**EXERCISE PROMPT:** Copy every record below exactly.

**EXERCISE MATERIAL:**
* * * * * * *

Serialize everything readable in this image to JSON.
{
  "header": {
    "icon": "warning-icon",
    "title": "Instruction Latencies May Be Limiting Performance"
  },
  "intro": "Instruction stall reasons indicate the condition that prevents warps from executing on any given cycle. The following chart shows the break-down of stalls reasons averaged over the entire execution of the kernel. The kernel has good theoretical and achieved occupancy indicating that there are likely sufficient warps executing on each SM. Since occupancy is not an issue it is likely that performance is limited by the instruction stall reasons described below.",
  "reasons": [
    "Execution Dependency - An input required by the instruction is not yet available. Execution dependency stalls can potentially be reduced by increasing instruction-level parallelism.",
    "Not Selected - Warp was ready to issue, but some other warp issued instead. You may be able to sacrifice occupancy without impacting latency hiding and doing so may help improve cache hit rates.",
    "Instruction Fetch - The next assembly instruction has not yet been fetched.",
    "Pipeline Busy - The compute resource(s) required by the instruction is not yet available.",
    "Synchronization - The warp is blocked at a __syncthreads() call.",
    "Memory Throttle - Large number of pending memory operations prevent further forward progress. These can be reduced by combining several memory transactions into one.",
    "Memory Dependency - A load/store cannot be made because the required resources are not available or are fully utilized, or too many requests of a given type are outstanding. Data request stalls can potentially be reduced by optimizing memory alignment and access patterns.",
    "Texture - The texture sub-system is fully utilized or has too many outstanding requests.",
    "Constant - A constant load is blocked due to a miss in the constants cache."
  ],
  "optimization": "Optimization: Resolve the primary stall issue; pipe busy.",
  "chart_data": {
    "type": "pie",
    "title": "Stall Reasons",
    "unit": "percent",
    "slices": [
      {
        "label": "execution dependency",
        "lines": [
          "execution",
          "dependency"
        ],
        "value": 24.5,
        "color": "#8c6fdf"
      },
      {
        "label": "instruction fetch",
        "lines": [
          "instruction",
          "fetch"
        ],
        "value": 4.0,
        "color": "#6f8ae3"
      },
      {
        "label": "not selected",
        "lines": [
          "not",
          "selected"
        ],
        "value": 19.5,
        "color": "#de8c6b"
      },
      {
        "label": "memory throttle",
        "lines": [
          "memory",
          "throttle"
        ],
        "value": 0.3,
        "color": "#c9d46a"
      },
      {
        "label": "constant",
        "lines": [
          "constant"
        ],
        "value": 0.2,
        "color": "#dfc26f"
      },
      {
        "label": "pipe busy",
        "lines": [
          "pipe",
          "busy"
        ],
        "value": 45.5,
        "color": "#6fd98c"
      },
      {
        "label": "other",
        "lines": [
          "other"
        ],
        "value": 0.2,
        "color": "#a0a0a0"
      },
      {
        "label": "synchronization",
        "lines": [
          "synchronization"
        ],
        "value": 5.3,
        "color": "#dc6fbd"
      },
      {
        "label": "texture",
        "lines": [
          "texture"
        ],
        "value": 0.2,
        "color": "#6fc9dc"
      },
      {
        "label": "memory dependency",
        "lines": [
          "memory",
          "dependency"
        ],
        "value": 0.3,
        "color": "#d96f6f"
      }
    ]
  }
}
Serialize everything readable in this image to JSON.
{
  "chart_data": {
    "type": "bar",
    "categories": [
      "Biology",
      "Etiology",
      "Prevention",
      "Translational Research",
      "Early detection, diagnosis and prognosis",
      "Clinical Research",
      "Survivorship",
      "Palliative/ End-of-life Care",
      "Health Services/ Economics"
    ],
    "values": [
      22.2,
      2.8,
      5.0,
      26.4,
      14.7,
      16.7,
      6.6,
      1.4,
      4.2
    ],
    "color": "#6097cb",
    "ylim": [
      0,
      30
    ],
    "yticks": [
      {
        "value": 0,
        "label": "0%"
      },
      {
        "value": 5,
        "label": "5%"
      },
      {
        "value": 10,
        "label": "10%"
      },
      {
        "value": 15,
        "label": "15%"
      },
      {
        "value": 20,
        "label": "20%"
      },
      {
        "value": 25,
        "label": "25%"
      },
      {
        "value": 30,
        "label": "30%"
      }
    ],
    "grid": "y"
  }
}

* * * * * * *

**TASK ANSWER:**
Serialize everything readable in this image to JSON.
{
  "header": {
    "icon": "warning-icon",
    "title": "Instruction Latencies May Be Limiting Performance"
  },
  "intro": "Instruction stall reasons indicate the condition that prevents warps from executing on any given cycle. The following chart shows the break-down of stalls reasons averaged over the entire execution of the kernel. The kernel has good theoretical and achieved occupancy indicating that there are likely sufficient warps executing on each SM. Since occupancy is not an issue it is likely that performance is limited by the instruction stall reasons described below.",
  "reasons": [
    "Execution Dependency - An input required by the instruction is not yet available. Execution dependency stalls can potentially be reduced by increasing instruction-level parallelism.",
    "Not Selected - Warp was ready to issue, but some other warp issued instead. You may be able to sacrifice occupancy without impacting latency hiding and doing so may help improve cache hit rates.",
    "Instruction Fetch - The next assembly instruction has not yet been fetched.",
    "Pipeline Busy - The compute resource(s) required by the instruction is not yet available.",
    "Synchronization - The warp is blocked at a __syncthreads() call.",
    "Memory Throttle - Large number of pending memory operations prevent further forward progress. These can be reduced by combining several memory transactions into one.",
    "Memory Dependency - A load/store cannot be made because the required resources are not available or are fully utilized, or too many requests of a given type are outstanding. Data request stalls can potentially be reduced by optimizing memory alignment and access patterns.",
    "Texture - The texture sub-system is fully utilized or has too many outstanding requests.",
    "Constant - A constant load is blocked due to a miss in the constants cache."
  ],
  "optimization": "Optimization: Resolve the primary stall issue; pipe busy.",
  "chart_data": {
    "type": "pie",
    "title": "Stall Reasons",
    "unit": "percent",
    "slices": [
      {
        "label": "execution dependency",
        "lines": [
          "execution",
          "dependency"
        ],
        "value": 24.5,
        "color": "#8c6fdf"
      },
      {
        "label": "instruction fetch",
        "lines": [
          "instruction",
          "fetch"
        ],
        "value": 4.0,
        "color": "#6f8ae3"
      },
      {
        "label": "not selected",
        "lines": [
          "not",
          "selected"
        ],
        "value": 19.5,
        "color": "#de8c6b"
      },
      {
        "label": "memory throttle",
        "lines": [
          "memory",
          "throttle"
        ],
        "value": 0.3,
        "color": "#c9d46a"
      },
      {
        "label": "constant",
        "lines": [
          "constant"
        ],
        "value": 0.2,
        "color": "#dfc26f"
      },
      {
        "label": "pipe busy",
        "lines": [
          "pipe",
          "busy"
        ],
        "value": 45.5,
        "color": "#6fd98c"
      },
      {
        "label": "other",
        "lines": [
          "other"
        ],
        "value": 0.2,
        "color": "#a0a0a0"
      },
      {
        "label": "synchronization",
        "lines": [
          "synchronization"
        ],
        "value": 5.3,
        "color": "#dc6fbd"
      },
      {
        "label": "texture",
        "lines": [
          "texture"
        ],
        "value": 0.2,
        "color": "#6fc9dc"
      },
      {
        "label": "memory dependency",
        "lines": [
          "memory",
          "dependency"
        ],
        "value": 0.3,
        "color": "#d96f6f"
      }
    ]
  }
}
Serialize everything readable in this image to JSON.
{
  "chart_data": {
    "type": "bar",
    "categories": [
      "Biology",
      "Etiology",
      "Prevention",
      "Translational Research",
      "Early detection, diagnosis and prognosis",
      "Clinical Research",
      "Survivorship",
      "Palliative/ End-of-life Care",
      "Health Services/ Economics"
    ],
    "values": [
      22.2,
      2.8,
      5.0,
      26.4,
      14.7,
      16.7,
      6.6,
      1.4,
      4.2
    ],
    "color": "#6097cb",
    "ylim": [
      0,
      30
    ],
    "yticks": [
      {
        "value": 0,
        "label": "0%"
      },
      {
        "value": 5,
        "label": "5%"
      },
      {
        "value": 10,
        "label": "10%"
      },
      {
        "value": 15,
        "label": "15%"
      },
      {
        "value": 20,
        "label": "20%"
      },
      {
        "value": 25,
        "label": "25%"
      },
      {
        "value": 30,
        "label": "30%"
      }
    ],
    "grid": "y"
  }
}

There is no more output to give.